> Task instructions:
Write the data below out exactly as it stands. Do not include the pictures.

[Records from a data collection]
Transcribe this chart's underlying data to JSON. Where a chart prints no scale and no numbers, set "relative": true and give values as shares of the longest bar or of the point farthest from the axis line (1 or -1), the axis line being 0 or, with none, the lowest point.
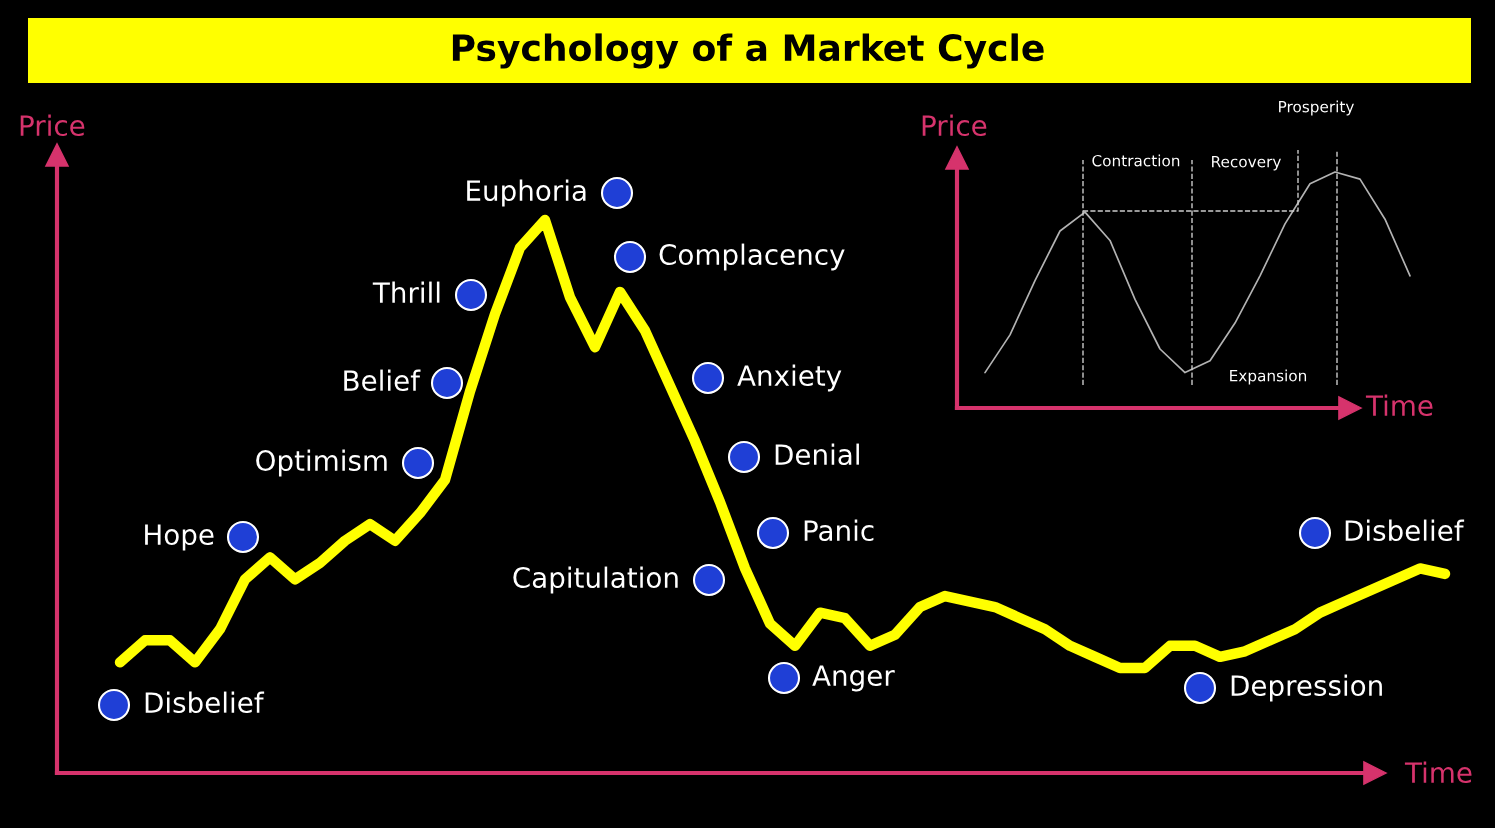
{
  "chart_data": [
    {
      "type": "line",
      "title": "Psychology of a Market Cycle",
      "xlabel": "Time",
      "ylabel": "Price",
      "relative": true,
      "line_style": "solid",
      "categories": [
        null,
        null,
        null,
        null,
        null,
        null,
        null,
        null,
        null,
        null,
        null,
        null,
        null,
        null,
        null,
        null,
        null,
        null,
        null,
        null,
        null,
        null,
        null,
        null,
        null,
        null,
        null,
        null,
        null,
        null,
        null,
        null,
        null,
        null,
        null,
        null,
        null,
        null,
        null,
        null,
        null,
        null,
        null,
        null,
        null,
        null,
        null,
        null,
        null,
        null,
        null,
        null,
        null,
        null
      ],
      "series": [
        {
          "color": "#ffff00",
          "values": [
            0.2,
            0.24,
            0.24,
            0.2,
            0.26,
            0.35,
            0.39,
            0.35,
            0.38,
            0.42,
            0.45,
            0.42,
            0.47,
            0.53,
            0.69,
            0.83,
            0.95,
            1,
            0.86,
            0.77,
            0.87,
            0.8,
            0.7,
            0.6,
            0.49,
            0.37,
            0.27,
            0.23,
            0.29,
            0.28,
            0.23,
            0.25,
            0.3,
            0.32,
            0.31,
            0.3,
            0.28,
            0.26,
            0.23,
            0.21,
            0.19,
            0.19,
            0.23,
            0.23,
            0.21,
            0.22,
            0.24,
            0.26,
            0.29,
            0.31,
            0.33,
            0.35,
            0.37,
            0.36
          ]
        }
      ],
      "annotations": [
        "Euphoria",
        "Complacency",
        "Thrill",
        "Belief",
        "Optimism",
        "Hope",
        "Disbelief",
        "Capitulation",
        "Anxiety",
        "Denial",
        "Panic",
        "Anger",
        "Depression",
        "Disbelief"
      ]
    },
    {
      "type": "line",
      "xlabel": "Time",
      "ylabel": "Price",
      "relative": true,
      "line_style": "solid",
      "categories": [
        null,
        null,
        null,
        null,
        null,
        null,
        null,
        null,
        null,
        null,
        null,
        null,
        null,
        null,
        null,
        null,
        null,
        null
      ],
      "series": [
        {
          "color": "#b3b3b3",
          "values": [
            0.15,
            0.31,
            0.54,
            0.75,
            0.83,
            0.71,
            0.46,
            0.25,
            0.15,
            0.2,
            0.36,
            0.56,
            0.78,
            0.95,
            1,
            0.97,
            0.8,
            0.56
          ]
        }
      ],
      "annotations": [
        "Contraction",
        "Recovery",
        "Prosperity",
        "Expansion"
      ]
    }
  ]
}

> Answer to the problem:
Transcribe this chart's underlying data to JSON. Where a chart prints no scale and no numbers, set "relative": true and give values as shares of the longest bar or of the point farthest from the axis line (1 or -1), the axis line being 0 or, with none, the lowest point.
{
  "chart_data": [
    {
      "type": "line",
      "title": "Psychology of a Market Cycle",
      "xlabel": "Time",
      "ylabel": "Price",
      "relative": true,
      "line_style": "solid",
      "categories": [
        null,
        null,
        null,
        null,
        null,
        null,
        null,
        null,
        null,
        null,
        null,
        null,
        null,
        null,
        null,
        null,
        null,
        null,
        null,
        null,
        null,
        null,
        null,
        null,
        null,
        null,
        null,
        null,
        null,
        null,
        null,
        null,
        null,
        null,
        null,
        null,
        null,
        null,
        null,
        null,
        null,
        null,
        null,
        null,
        null,
        null,
        null,
        null,
        null,
        null,
        null,
        null,
        null,
        null
      ],
      "series": [
        {
          "color": "#ffff00",
          "values": [
            0.2,
            0.24,
            0.24,
            0.2,
            0.26,
            0.35,
            0.39,
            0.35,
            0.38,
            0.42,
            0.45,
            0.42,
            0.47,
            0.53,
            0.69,
            0.83,
            0.95,
            1,
            0.86,
            0.77,
            0.87,
            0.8,
            0.7,
            0.6,
            0.49,
            0.37,
            0.27,
            0.23,
            0.29,
            0.28,
            0.23,
            0.25,
            0.3,
            0.32,
            0.31,
            0.3,
            0.28,
            0.26,
            0.23,
            0.21,
            0.19,
            0.19,
            0.23,
            0.23,
            0.21,
            0.22,
            0.24,
            0.26,
            0.29,
            0.31,
            0.33,
            0.35,
            0.37,
            0.36
          ]
        }
      ],
      "annotations": [
        "Euphoria",
        "Complacency",
        "Thrill",
        "Belief",
        "Optimism",
        "Hope",
        "Disbelief",
        "Capitulation",
        "Anxiety",
        "Denial",
        "Panic",
        "Anger",
        "Depression",
        "Disbelief"
      ]
    },
    {
      "type": "line",
      "xlabel": "Time",
      "ylabel": "Price",
      "relative": true,
      "line_style": "solid",
      "categories": [
        null,
        null,
        null,
        null,
        null,
        null,
        null,
        null,
        null,
        null,
        null,
        null,
        null,
        null,
        null,
        null,
        null,
        null
      ],
      "series": [
        {
          "color": "#b3b3b3",
          "values": [
            0.15,
            0.31,
            0.54,
            0.75,
            0.83,
            0.71,
            0.46,
            0.25,
            0.15,
            0.2,
            0.36,
            0.56,
            0.78,
            0.95,
            1,
            0.97,
            0.8,
            0.56
          ]
        }
      ],
      "annotations": [
        "Contraction",
        "Recovery",
        "Prosperity",
        "Expansion"
      ]
    }
  ]
}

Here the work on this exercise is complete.